Go through the data below. List every line that holds the word "JSON".
======
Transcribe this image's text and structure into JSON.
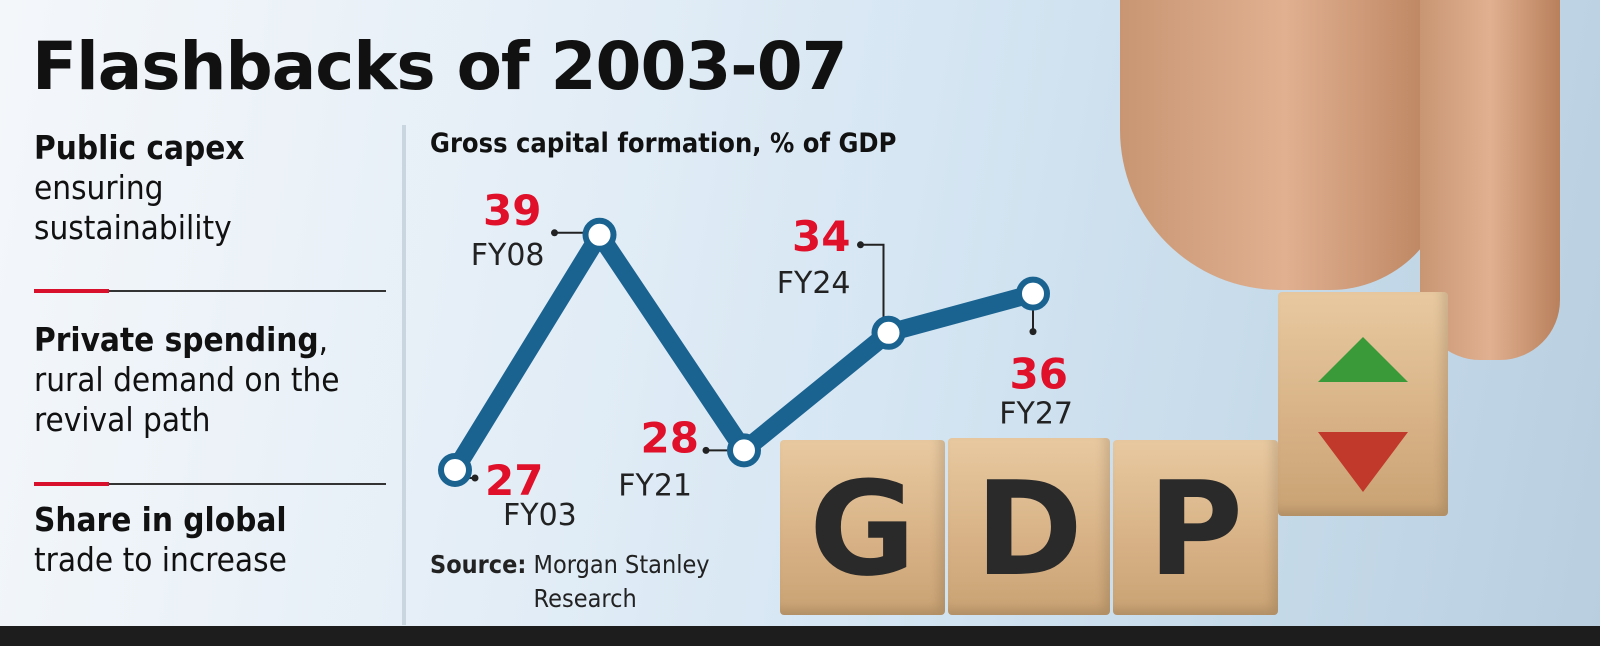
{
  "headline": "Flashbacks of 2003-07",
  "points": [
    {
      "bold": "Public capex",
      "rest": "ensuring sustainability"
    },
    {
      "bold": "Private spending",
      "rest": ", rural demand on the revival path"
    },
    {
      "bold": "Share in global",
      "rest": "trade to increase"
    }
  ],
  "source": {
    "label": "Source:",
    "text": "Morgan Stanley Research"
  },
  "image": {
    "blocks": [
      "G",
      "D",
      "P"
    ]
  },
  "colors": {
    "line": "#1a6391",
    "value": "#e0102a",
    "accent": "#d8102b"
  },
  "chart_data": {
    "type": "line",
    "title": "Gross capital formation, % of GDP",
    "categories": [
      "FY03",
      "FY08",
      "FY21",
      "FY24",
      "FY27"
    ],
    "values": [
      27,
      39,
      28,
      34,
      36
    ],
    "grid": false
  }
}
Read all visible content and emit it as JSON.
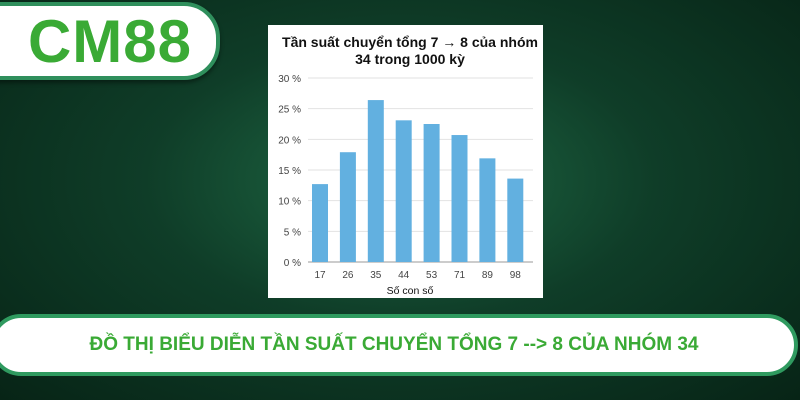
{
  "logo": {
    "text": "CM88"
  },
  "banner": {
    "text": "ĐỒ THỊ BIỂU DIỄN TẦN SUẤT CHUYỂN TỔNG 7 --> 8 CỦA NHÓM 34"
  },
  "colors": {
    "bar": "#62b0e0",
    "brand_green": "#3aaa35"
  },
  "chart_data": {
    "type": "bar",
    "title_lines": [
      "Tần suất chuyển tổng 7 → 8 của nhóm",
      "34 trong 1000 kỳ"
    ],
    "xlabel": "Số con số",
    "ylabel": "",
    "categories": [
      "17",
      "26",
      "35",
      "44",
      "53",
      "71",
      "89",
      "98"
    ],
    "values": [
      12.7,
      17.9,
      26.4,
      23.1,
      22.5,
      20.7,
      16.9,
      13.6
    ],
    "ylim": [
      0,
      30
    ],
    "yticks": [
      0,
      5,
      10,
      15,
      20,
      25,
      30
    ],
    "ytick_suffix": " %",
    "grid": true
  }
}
======
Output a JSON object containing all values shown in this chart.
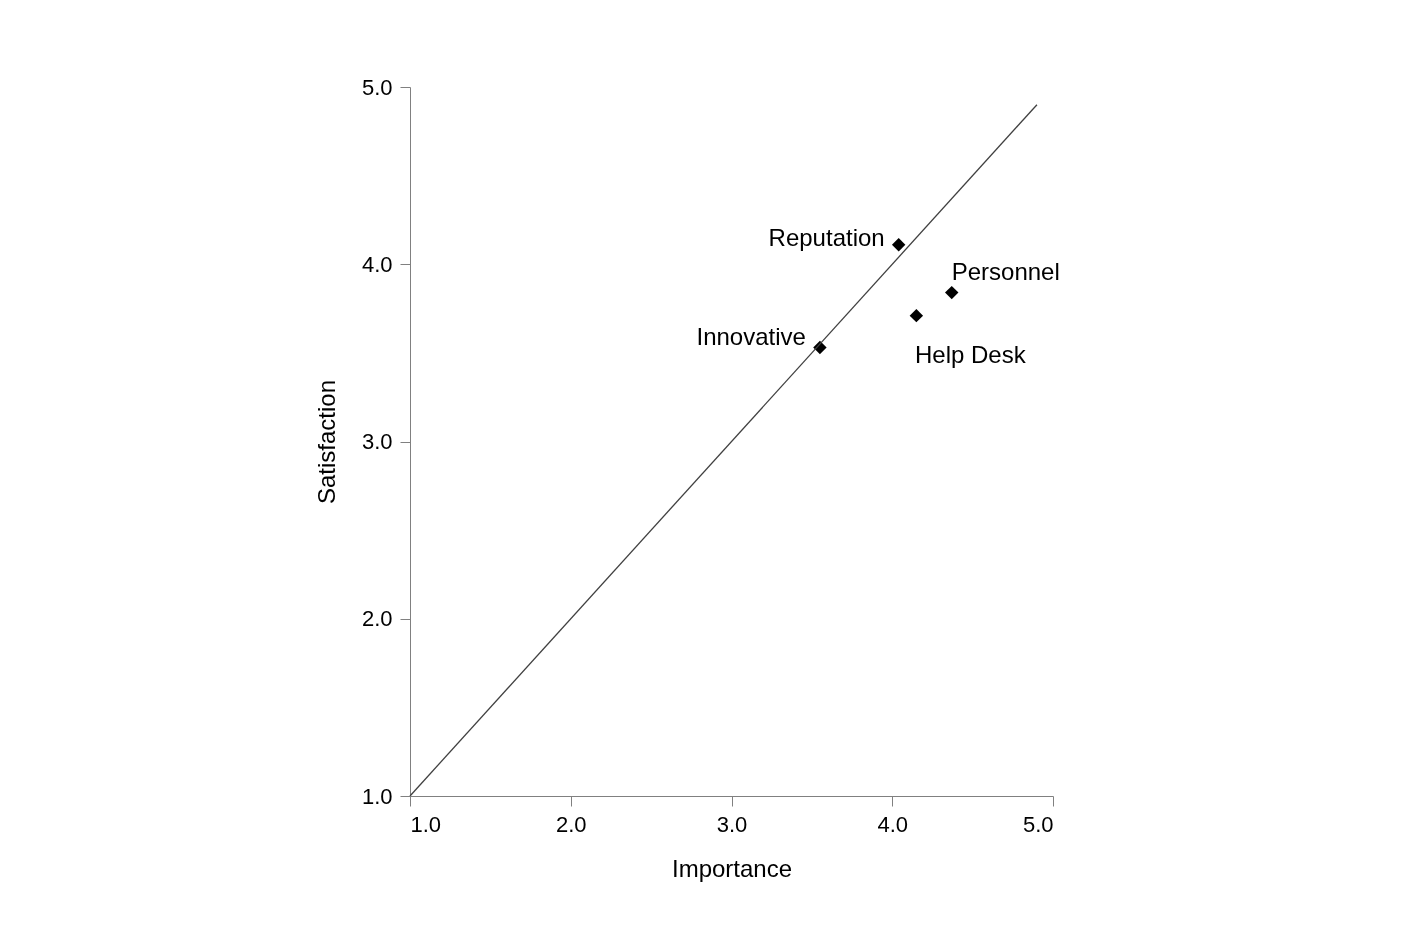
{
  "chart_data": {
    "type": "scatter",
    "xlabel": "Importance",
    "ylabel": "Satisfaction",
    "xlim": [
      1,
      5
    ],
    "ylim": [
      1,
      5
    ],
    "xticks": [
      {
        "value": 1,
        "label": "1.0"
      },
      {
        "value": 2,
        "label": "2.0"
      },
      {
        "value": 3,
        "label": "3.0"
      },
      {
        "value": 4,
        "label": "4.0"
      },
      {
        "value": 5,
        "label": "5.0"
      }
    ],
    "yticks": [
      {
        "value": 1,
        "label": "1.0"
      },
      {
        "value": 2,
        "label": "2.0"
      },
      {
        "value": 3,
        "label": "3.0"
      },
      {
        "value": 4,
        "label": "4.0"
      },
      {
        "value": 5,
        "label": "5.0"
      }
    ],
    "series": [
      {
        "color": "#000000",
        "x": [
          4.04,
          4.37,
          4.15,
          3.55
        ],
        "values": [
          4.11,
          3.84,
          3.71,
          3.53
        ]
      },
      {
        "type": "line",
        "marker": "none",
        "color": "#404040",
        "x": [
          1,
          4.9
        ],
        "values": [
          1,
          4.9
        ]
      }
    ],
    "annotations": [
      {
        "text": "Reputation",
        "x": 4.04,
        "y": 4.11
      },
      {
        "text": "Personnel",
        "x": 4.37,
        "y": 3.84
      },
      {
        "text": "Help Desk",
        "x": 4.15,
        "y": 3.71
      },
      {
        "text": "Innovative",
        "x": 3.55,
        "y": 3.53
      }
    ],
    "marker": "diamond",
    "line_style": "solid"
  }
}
======
* [COMPLETE OUTPUT]
Transcribe this image's text and structure into JSON.
Read all visible content and emit it as JSON.
Output a JSON object containing all values shown in this chart.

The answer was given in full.